[START Data in this exercise]

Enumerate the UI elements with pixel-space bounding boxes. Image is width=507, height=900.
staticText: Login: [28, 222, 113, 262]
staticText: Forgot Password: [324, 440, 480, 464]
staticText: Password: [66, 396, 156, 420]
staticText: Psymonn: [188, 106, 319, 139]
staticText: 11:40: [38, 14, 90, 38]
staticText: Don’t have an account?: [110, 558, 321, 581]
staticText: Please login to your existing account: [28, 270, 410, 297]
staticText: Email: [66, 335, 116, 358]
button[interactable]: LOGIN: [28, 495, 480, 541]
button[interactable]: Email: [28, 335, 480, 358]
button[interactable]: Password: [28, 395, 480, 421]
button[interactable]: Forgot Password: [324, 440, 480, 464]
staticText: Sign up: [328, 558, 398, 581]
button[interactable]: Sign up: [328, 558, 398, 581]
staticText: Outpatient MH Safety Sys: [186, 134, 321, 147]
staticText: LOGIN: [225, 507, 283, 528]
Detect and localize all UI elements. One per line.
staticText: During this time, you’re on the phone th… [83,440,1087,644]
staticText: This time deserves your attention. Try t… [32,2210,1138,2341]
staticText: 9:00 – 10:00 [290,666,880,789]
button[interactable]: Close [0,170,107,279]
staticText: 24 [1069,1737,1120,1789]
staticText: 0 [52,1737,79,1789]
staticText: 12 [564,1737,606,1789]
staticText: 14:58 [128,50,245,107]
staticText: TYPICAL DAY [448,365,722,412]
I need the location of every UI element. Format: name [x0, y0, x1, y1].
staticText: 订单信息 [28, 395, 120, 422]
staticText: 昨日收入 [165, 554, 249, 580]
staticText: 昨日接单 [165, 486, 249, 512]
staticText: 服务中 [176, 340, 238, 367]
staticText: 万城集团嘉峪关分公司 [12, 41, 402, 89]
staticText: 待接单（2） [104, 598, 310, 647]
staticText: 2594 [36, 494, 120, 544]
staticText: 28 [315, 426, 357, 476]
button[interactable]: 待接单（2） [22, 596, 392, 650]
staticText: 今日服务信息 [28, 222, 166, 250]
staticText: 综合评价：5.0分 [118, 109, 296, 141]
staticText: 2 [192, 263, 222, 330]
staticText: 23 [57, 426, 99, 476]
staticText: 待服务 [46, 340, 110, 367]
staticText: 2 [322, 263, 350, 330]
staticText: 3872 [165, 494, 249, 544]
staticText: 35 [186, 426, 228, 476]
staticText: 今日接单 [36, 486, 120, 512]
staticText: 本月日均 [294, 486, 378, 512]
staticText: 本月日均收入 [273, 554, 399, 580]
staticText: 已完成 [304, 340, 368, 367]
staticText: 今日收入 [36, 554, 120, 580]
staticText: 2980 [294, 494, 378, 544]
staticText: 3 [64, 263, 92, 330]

[END Data in this exercise]

Short problem: Reproduce every line of the entries above verbatim, from the first to the last, keeping the original order.

Solution for this task:
Enumerate the UI elements with pixel-space bounding boxes. Image is width=507, height=900.
staticText: Login: [28, 222, 113, 262]
staticText: Forgot Password: [324, 440, 480, 464]
staticText: Password: [66, 396, 156, 420]
staticText: Psymonn: [188, 106, 319, 139]
staticText: 11:40: [38, 14, 90, 38]
staticText: Don’t have an account?: [110, 558, 321, 581]
staticText: Please login to your existing account: [28, 270, 410, 297]
staticText: Email: [66, 335, 116, 358]
button[interactable]: LOGIN: [28, 495, 480, 541]
button[interactable]: Email: [28, 335, 480, 358]
button[interactable]: Password: [28, 395, 480, 421]
button[interactable]: Forgot Password: [324, 440, 480, 464]
staticText: Sign up: [328, 558, 398, 581]
button[interactable]: Sign up: [328, 558, 398, 581]
staticText: Outpatient MH Safety Sys: [186, 134, 321, 147]
staticText: LOGIN: [225, 507, 283, 528]
Detect and localize all UI elements. One per line.
staticText: During this time, you’re on the phone th… [83,440,1087,644]
staticText: This time deserves your attention. Try t… [32,2210,1138,2341]
staticText: 9:00 – 10:00 [290,666,880,789]
button[interactable]: Close [0,170,107,279]
staticText: 24 [1069,1737,1120,1789]
staticText: 0 [52,1737,79,1789]
staticText: 12 [564,1737,606,1789]
staticText: 14:58 [128,50,245,107]
staticText: TYPICAL DAY [448,365,722,412]
I need the location of every UI element. Format: name [x0, y0, x1, y1].
staticText: 订单信息 [28, 395, 120, 422]
staticText: 昨日收入 [165, 554, 249, 580]
staticText: 昨日接单 [165, 486, 249, 512]
staticText: 服务中 [176, 340, 238, 367]
staticText: 万城集团嘉峪关分公司 [12, 41, 402, 89]
staticText: 待接单（2） [104, 598, 310, 647]
staticText: 2594 [36, 494, 120, 544]
staticText: 28 [315, 426, 357, 476]
button[interactable]: 待接单（2） [22, 596, 392, 650]
staticText: 今日服务信息 [28, 222, 166, 250]
staticText: 综合评价：5.0分 [118, 109, 296, 141]
staticText: 2 [192, 263, 222, 330]
staticText: 23 [57, 426, 99, 476]
staticText: 待服务 [46, 340, 110, 367]
staticText: 2 [322, 263, 350, 330]
staticText: 3872 [165, 494, 249, 544]
staticText: 35 [186, 426, 228, 476]
staticText: 今日接单 [36, 486, 120, 512]
staticText: 本月日均 [294, 486, 378, 512]
staticText: 本月日均收入 [273, 554, 399, 580]
staticText: 已完成 [304, 340, 368, 367]
staticText: 今日收入 [36, 554, 120, 580]
staticText: 2980 [294, 494, 378, 544]
staticText: 3 [64, 263, 92, 330]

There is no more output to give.